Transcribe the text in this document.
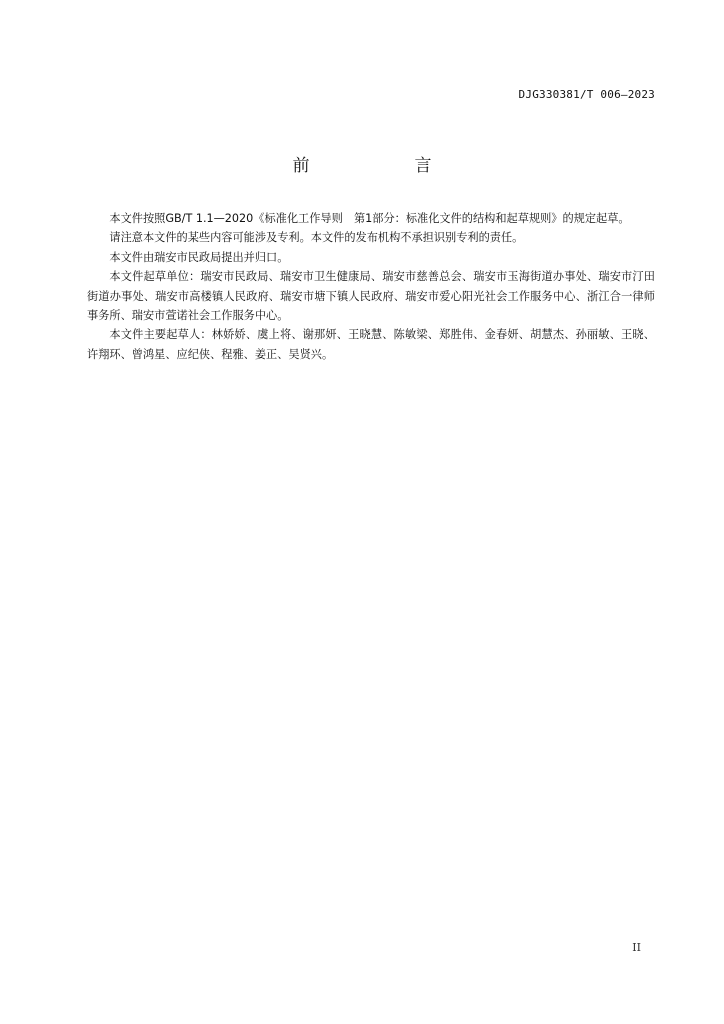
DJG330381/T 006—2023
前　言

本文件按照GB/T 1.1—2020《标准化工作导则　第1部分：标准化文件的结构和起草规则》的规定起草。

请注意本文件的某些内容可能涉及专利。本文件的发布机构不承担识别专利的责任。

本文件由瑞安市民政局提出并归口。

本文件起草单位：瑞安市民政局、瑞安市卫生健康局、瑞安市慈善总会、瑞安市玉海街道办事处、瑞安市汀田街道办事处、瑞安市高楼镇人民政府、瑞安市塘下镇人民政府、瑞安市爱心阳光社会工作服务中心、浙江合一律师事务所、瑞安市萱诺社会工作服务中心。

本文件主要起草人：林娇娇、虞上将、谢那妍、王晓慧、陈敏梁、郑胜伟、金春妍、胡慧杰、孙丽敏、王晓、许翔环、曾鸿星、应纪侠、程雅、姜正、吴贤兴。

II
---
## TASK DETAILS
Reproduce every entry word for word, but omit the pictures.

## RESPONSE TO THE TASK
Transcribe the text in this document.
DJG330381/T 006—2023
前　言

本文件按照GB/T 1.1—2020《标准化工作导则　第1部分：标准化文件的结构和起草规则》的规定起草。

请注意本文件的某些内容可能涉及专利。本文件的发布机构不承担识别专利的责任。

本文件由瑞安市民政局提出并归口。

本文件起草单位：瑞安市民政局、瑞安市卫生健康局、瑞安市慈善总会、瑞安市玉海街道办事处、瑞安市汀田街道办事处、瑞安市高楼镇人民政府、瑞安市塘下镇人民政府、瑞安市爱心阳光社会工作服务中心、浙江合一律师事务所、瑞安市萱诺社会工作服务中心。

本文件主要起草人：林娇娇、虞上将、谢那妍、王晓慧、陈敏梁、郑胜伟、金春妍、胡慧杰、孙丽敏、王晓、许翔环、曾鸿星、应纪侠、程雅、姜正、吴贤兴。

II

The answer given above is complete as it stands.